-- WHAT IS EXPECTED --
Copy the data exactly; pictures stay out of the copy.

-- SUPPLIED MATERIAL --

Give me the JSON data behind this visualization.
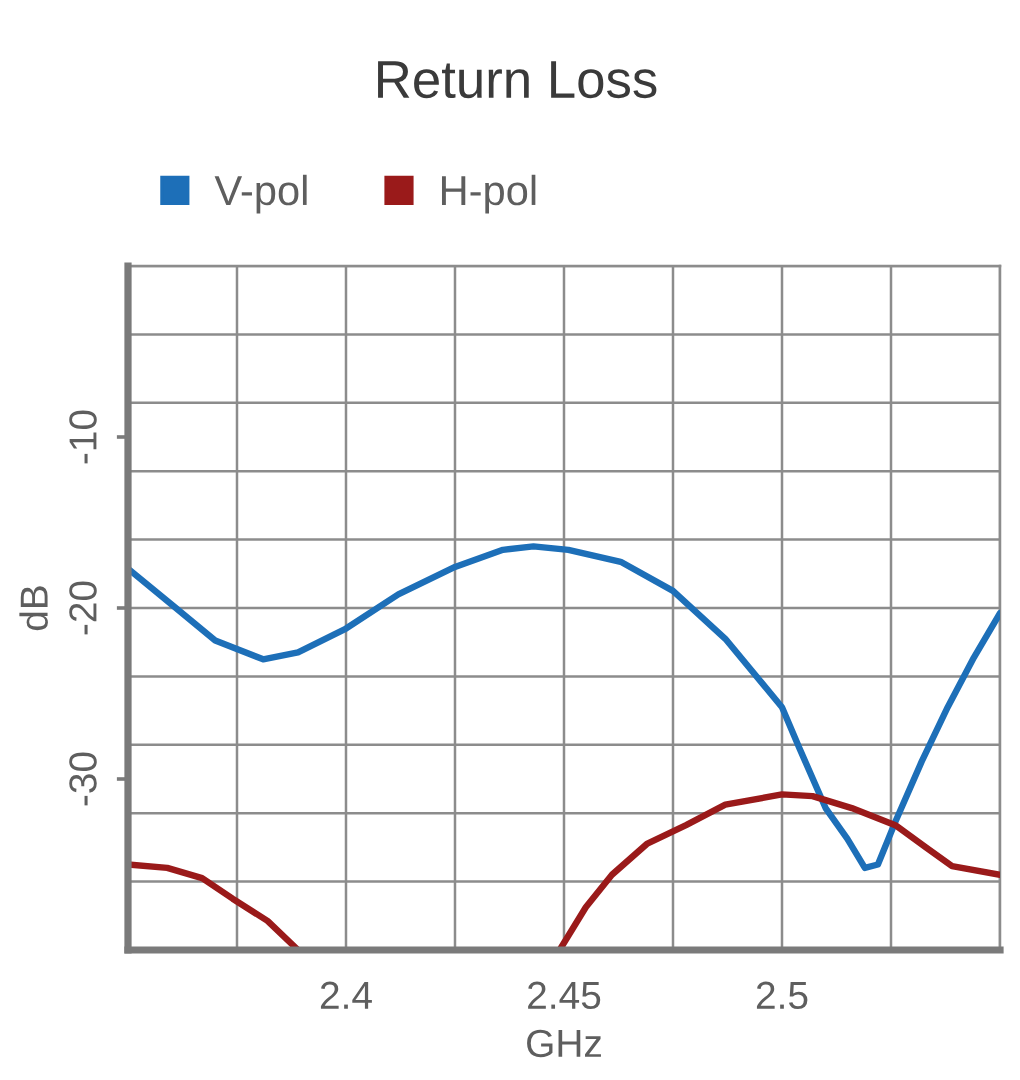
{
  "chart_data": {
    "type": "line",
    "title": "Return Loss",
    "xlabel": "GHz",
    "ylabel": "dB",
    "xlim": [
      2.35,
      2.55
    ],
    "ylim": [
      -40,
      0
    ],
    "xticks": [
      {
        "value": 2.35,
        "label": null
      },
      {
        "value": 2.375,
        "label": null
      },
      {
        "value": 2.4,
        "label": null
      },
      {
        "value": 2.425,
        "label": null
      },
      {
        "value": 2.45,
        "label": null
      },
      {
        "value": 2.475,
        "label": null
      },
      {
        "value": 2.5,
        "label": null
      },
      {
        "value": 2.525,
        "label": null
      },
      {
        "value": 2.55,
        "label": null
      },
      2.4,
      2.45,
      2.5
    ],
    "yticks": [
      {
        "value": -40,
        "label": null
      },
      {
        "value": -36,
        "label": null
      },
      {
        "value": -32,
        "label": null
      },
      {
        "value": -28,
        "label": null
      },
      {
        "value": -24,
        "label": null
      },
      {
        "value": -20,
        "label": null
      },
      {
        "value": -16,
        "label": null
      },
      {
        "value": -12,
        "label": null
      },
      {
        "value": -8,
        "label": null
      },
      {
        "value": -4,
        "label": null
      },
      {
        "value": 0,
        "label": null
      },
      -30,
      -20,
      -10
    ],
    "grid": true,
    "legend": "top left",
    "series": [
      {
        "name": "V-pol",
        "color": "#1d6fb8",
        "x": [
          2.35,
          2.36,
          2.37,
          2.381,
          2.389,
          2.4,
          2.412,
          2.425,
          2.436,
          2.443,
          2.451,
          2.463,
          2.475,
          2.487,
          2.5,
          2.504,
          2.51,
          2.515,
          2.519,
          2.522,
          2.526,
          2.532,
          2.538,
          2.544,
          2.55
        ],
        "values": [
          -17.7,
          -19.8,
          -21.9,
          -23.0,
          -22.6,
          -21.2,
          -19.2,
          -17.6,
          -16.6,
          -16.4,
          -16.6,
          -17.3,
          -19.0,
          -21.8,
          -25.8,
          -28.2,
          -31.7,
          -33.5,
          -35.2,
          -35.0,
          -32.5,
          -29.0,
          -25.8,
          -22.9,
          -20.3
        ]
      },
      {
        "name": "H-pol",
        "color": "#9a1a1a",
        "x": [
          2.35,
          2.359,
          2.367,
          2.374,
          2.382,
          2.389,
          2.42,
          2.449,
          2.455,
          2.461,
          2.469,
          2.478,
          2.487,
          2.5,
          2.507,
          2.516,
          2.526,
          2.533,
          2.539,
          2.55
        ],
        "values": [
          -35.0,
          -35.2,
          -35.8,
          -37.0,
          -38.3,
          -40,
          null,
          -40,
          -37.5,
          -35.6,
          -33.8,
          -32.7,
          -31.5,
          -30.9,
          -31.0,
          -31.7,
          -32.7,
          -34.0,
          -35.1,
          -35.6
        ]
      }
    ]
  }
}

-- EXPECTED OUTPUT --
Give me the JSON data behind this visualization.
{
  "chart_data": {
    "type": "line",
    "title": "Return Loss",
    "xlabel": "GHz",
    "ylabel": "dB",
    "xlim": [
      2.35,
      2.55
    ],
    "ylim": [
      -40,
      0
    ],
    "xticks": [
      {
        "value": 2.35,
        "label": null
      },
      {
        "value": 2.375,
        "label": null
      },
      {
        "value": 2.4,
        "label": null
      },
      {
        "value": 2.425,
        "label": null
      },
      {
        "value": 2.45,
        "label": null
      },
      {
        "value": 2.475,
        "label": null
      },
      {
        "value": 2.5,
        "label": null
      },
      {
        "value": 2.525,
        "label": null
      },
      {
        "value": 2.55,
        "label": null
      },
      2.4,
      2.45,
      2.5
    ],
    "yticks": [
      {
        "value": -40,
        "label": null
      },
      {
        "value": -36,
        "label": null
      },
      {
        "value": -32,
        "label": null
      },
      {
        "value": -28,
        "label": null
      },
      {
        "value": -24,
        "label": null
      },
      {
        "value": -20,
        "label": null
      },
      {
        "value": -16,
        "label": null
      },
      {
        "value": -12,
        "label": null
      },
      {
        "value": -8,
        "label": null
      },
      {
        "value": -4,
        "label": null
      },
      {
        "value": 0,
        "label": null
      },
      -30,
      -20,
      -10
    ],
    "grid": true,
    "legend": "top left",
    "series": [
      {
        "name": "V-pol",
        "color": "#1d6fb8",
        "x": [
          2.35,
          2.36,
          2.37,
          2.381,
          2.389,
          2.4,
          2.412,
          2.425,
          2.436,
          2.443,
          2.451,
          2.463,
          2.475,
          2.487,
          2.5,
          2.504,
          2.51,
          2.515,
          2.519,
          2.522,
          2.526,
          2.532,
          2.538,
          2.544,
          2.55
        ],
        "values": [
          -17.7,
          -19.8,
          -21.9,
          -23.0,
          -22.6,
          -21.2,
          -19.2,
          -17.6,
          -16.6,
          -16.4,
          -16.6,
          -17.3,
          -19.0,
          -21.8,
          -25.8,
          -28.2,
          -31.7,
          -33.5,
          -35.2,
          -35.0,
          -32.5,
          -29.0,
          -25.8,
          -22.9,
          -20.3
        ]
      },
      {
        "name": "H-pol",
        "color": "#9a1a1a",
        "x": [
          2.35,
          2.359,
          2.367,
          2.374,
          2.382,
          2.389,
          2.42,
          2.449,
          2.455,
          2.461,
          2.469,
          2.478,
          2.487,
          2.5,
          2.507,
          2.516,
          2.526,
          2.533,
          2.539,
          2.55
        ],
        "values": [
          -35.0,
          -35.2,
          -35.8,
          -37.0,
          -38.3,
          -40,
          null,
          -40,
          -37.5,
          -35.6,
          -33.8,
          -32.7,
          -31.5,
          -30.9,
          -31.0,
          -31.7,
          -32.7,
          -34.0,
          -35.1,
          -35.6
        ]
      }
    ]
  }
}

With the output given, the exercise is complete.